>> start DATA RECORDS

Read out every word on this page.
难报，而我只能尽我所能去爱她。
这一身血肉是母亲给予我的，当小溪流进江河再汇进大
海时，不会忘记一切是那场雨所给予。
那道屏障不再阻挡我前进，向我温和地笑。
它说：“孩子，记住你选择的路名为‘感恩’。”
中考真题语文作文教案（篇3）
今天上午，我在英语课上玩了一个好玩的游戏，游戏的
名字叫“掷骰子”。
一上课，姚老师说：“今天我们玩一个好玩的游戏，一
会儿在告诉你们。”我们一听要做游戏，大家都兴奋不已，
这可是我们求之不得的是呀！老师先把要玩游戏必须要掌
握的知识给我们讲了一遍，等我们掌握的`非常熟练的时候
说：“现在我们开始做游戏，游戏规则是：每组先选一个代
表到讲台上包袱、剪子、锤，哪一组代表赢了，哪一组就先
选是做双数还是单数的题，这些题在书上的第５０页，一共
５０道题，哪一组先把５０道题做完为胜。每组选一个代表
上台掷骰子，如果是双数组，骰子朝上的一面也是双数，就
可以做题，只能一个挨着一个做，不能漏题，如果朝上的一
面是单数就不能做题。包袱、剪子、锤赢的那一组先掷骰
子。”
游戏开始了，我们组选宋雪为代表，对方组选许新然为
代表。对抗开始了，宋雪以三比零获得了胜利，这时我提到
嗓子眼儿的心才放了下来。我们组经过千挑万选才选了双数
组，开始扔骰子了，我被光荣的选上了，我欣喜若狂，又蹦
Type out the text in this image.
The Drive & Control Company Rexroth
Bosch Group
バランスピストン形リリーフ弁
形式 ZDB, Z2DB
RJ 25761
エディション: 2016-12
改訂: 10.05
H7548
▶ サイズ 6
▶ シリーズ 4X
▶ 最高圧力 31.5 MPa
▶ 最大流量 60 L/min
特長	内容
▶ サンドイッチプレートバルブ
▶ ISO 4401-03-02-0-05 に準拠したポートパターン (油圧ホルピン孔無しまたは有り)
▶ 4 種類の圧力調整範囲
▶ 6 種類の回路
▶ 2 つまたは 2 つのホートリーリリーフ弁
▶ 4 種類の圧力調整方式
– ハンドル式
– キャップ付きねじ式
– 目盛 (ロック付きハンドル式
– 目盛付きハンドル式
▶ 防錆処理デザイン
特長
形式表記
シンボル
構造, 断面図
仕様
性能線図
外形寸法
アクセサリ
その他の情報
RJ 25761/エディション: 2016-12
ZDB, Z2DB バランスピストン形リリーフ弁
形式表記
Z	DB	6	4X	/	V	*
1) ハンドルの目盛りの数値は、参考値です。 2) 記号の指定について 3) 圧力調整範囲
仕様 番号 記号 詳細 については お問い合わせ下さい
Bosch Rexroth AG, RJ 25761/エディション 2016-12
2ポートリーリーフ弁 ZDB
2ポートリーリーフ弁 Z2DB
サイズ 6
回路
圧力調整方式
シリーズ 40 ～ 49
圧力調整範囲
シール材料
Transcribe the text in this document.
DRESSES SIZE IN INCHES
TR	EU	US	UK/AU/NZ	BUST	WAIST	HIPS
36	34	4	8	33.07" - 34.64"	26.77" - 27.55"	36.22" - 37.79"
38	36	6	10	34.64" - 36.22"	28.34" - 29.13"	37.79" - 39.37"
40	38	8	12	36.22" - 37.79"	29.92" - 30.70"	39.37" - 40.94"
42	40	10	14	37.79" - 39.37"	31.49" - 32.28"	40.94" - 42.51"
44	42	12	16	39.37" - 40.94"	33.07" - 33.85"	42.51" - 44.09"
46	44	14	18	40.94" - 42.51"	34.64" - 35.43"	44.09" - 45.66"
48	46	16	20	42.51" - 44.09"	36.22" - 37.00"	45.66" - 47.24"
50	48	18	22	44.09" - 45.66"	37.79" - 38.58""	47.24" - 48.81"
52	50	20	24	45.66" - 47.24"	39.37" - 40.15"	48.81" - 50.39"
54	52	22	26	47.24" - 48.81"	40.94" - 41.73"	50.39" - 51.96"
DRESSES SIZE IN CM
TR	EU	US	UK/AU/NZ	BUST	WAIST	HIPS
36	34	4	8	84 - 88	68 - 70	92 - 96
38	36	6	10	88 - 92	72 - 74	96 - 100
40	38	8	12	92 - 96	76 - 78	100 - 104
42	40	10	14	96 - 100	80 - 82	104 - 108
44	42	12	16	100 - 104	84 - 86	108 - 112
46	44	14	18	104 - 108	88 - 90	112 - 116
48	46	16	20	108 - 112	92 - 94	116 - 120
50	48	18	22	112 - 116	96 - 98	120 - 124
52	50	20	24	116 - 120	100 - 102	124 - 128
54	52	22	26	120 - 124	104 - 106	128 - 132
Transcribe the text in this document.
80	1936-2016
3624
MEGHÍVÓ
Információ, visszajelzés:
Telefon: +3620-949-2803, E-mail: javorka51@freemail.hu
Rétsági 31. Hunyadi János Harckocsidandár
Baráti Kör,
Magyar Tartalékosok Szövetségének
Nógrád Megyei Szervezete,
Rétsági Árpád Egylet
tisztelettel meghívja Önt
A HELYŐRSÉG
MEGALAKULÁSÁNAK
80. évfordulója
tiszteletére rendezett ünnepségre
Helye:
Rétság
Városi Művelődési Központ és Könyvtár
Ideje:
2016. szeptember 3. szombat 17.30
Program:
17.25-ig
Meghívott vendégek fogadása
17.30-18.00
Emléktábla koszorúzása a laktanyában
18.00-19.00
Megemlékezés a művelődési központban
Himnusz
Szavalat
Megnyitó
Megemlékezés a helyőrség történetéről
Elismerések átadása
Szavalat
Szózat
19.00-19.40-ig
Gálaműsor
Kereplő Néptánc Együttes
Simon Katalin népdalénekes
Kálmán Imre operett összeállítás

>> end DATA RECORDS

▸ **WRITTEN TASK**
Print the records once more, exactly as they were given.

▸ **TASK RESULT**
Read out every word on this page.
难报，而我只能尽我所能去爱她。
这一身血肉是母亲给予我的，当小溪流进江河再汇进大
海时，不会忘记一切是那场雨所给予。
那道屏障不再阻挡我前进，向我温和地笑。
它说：“孩子，记住你选择的路名为‘感恩’。”
中考真题语文作文教案（篇3）
今天上午，我在英语课上玩了一个好玩的游戏，游戏的
名字叫“掷骰子”。
一上课，姚老师说：“今天我们玩一个好玩的游戏，一
会儿在告诉你们。”我们一听要做游戏，大家都兴奋不已，
这可是我们求之不得的是呀！老师先把要玩游戏必须要掌
握的知识给我们讲了一遍，等我们掌握的`非常熟练的时候
说：“现在我们开始做游戏，游戏规则是：每组先选一个代
表到讲台上包袱、剪子、锤，哪一组代表赢了，哪一组就先
选是做双数还是单数的题，这些题在书上的第５０页，一共
５０道题，哪一组先把５０道题做完为胜。每组选一个代表
上台掷骰子，如果是双数组，骰子朝上的一面也是双数，就
可以做题，只能一个挨着一个做，不能漏题，如果朝上的一
面是单数就不能做题。包袱、剪子、锤赢的那一组先掷骰
子。”
游戏开始了，我们组选宋雪为代表，对方组选许新然为
代表。对抗开始了，宋雪以三比零获得了胜利，这时我提到
嗓子眼儿的心才放了下来。我们组经过千挑万选才选了双数
组，开始扔骰子了，我被光荣的选上了，我欣喜若狂，又蹦
Type out the text in this image.
The Drive & Control Company Rexroth
Bosch Group
バランスピストン形リリーフ弁
形式 ZDB, Z2DB
RJ 25761
エディション: 2016-12
改訂: 10.05
H7548
▶ サイズ 6
▶ シリーズ 4X
▶ 最高圧力 31.5 MPa
▶ 最大流量 60 L/min
特長	内容
▶ サンドイッチプレートバルブ
▶ ISO 4401-03-02-0-05 に準拠したポートパターン (油圧ホルピン孔無しまたは有り)
▶ 4 種類の圧力調整範囲
▶ 6 種類の回路
▶ 2 つまたは 2 つのホートリーリリーフ弁
▶ 4 種類の圧力調整方式
– ハンドル式
– キャップ付きねじ式
– 目盛 (ロック付きハンドル式
– 目盛付きハンドル式
▶ 防錆処理デザイン
特長
形式表記
シンボル
構造, 断面図
仕様
性能線図
外形寸法
アクセサリ
その他の情報
RJ 25761/エディション: 2016-12
ZDB, Z2DB バランスピストン形リリーフ弁
形式表記
Z	DB	6	4X	/	V	*
1) ハンドルの目盛りの数値は、参考値です。 2) 記号の指定について 3) 圧力調整範囲
仕様 番号 記号 詳細 については お問い合わせ下さい
Bosch Rexroth AG, RJ 25761/エディション 2016-12
2ポートリーリーフ弁 ZDB
2ポートリーリーフ弁 Z2DB
サイズ 6
回路
圧力調整方式
シリーズ 40 ～ 49
圧力調整範囲
シール材料
Transcribe the text in this document.
DRESSES SIZE IN INCHES
TR	EU	US	UK/AU/NZ	BUST	WAIST	HIPS
36	34	4	8	33.07" - 34.64"	26.77" - 27.55"	36.22" - 37.79"
38	36	6	10	34.64" - 36.22"	28.34" - 29.13"	37.79" - 39.37"
40	38	8	12	36.22" - 37.79"	29.92" - 30.70"	39.37" - 40.94"
42	40	10	14	37.79" - 39.37"	31.49" - 32.28"	40.94" - 42.51"
44	42	12	16	39.37" - 40.94"	33.07" - 33.85"	42.51" - 44.09"
46	44	14	18	40.94" - 42.51"	34.64" - 35.43"	44.09" - 45.66"
48	46	16	20	42.51" - 44.09"	36.22" - 37.00"	45.66" - 47.24"
50	48	18	22	44.09" - 45.66"	37.79" - 38.58""	47.24" - 48.81"
52	50	20	24	45.66" - 47.24"	39.37" - 40.15"	48.81" - 50.39"
54	52	22	26	47.24" - 48.81"	40.94" - 41.73"	50.39" - 51.96"
DRESSES SIZE IN CM
TR	EU	US	UK/AU/NZ	BUST	WAIST	HIPS
36	34	4	8	84 - 88	68 - 70	92 - 96
38	36	6	10	88 - 92	72 - 74	96 - 100
40	38	8	12	92 - 96	76 - 78	100 - 104
42	40	10	14	96 - 100	80 - 82	104 - 108
44	42	12	16	100 - 104	84 - 86	108 - 112
46	44	14	18	104 - 108	88 - 90	112 - 116
48	46	16	20	108 - 112	92 - 94	116 - 120
50	48	18	22	112 - 116	96 - 98	120 - 124
52	50	20	24	116 - 120	100 - 102	124 - 128
54	52	22	26	120 - 124	104 - 106	128 - 132
Transcribe the text in this document.
80	1936-2016
3624
MEGHÍVÓ
Információ, visszajelzés:
Telefon: +3620-949-2803, E-mail: javorka51@freemail.hu
Rétsági 31. Hunyadi János Harckocsidandár
Baráti Kör,
Magyar Tartalékosok Szövetségének
Nógrád Megyei Szervezete,
Rétsági Árpád Egylet
tisztelettel meghívja Önt
A HELYŐRSÉG
MEGALAKULÁSÁNAK
80. évfordulója
tiszteletére rendezett ünnepségre
Helye:
Rétság
Városi Művelődési Központ és Könyvtár
Ideje:
2016. szeptember 3. szombat 17.30
Program:
17.25-ig
Meghívott vendégek fogadása
17.30-18.00
Emléktábla koszorúzása a laktanyában
18.00-19.00
Megemlékezés a művelődési központban
Himnusz
Szavalat
Megnyitó
Megemlékezés a helyőrség történetéről
Elismerések átadása
Szavalat
Szózat
19.00-19.40-ig
Gálaműsor
Kereplő Néptánc Együttes
Simon Katalin népdalénekes
Kálmán Imre operett összeállítás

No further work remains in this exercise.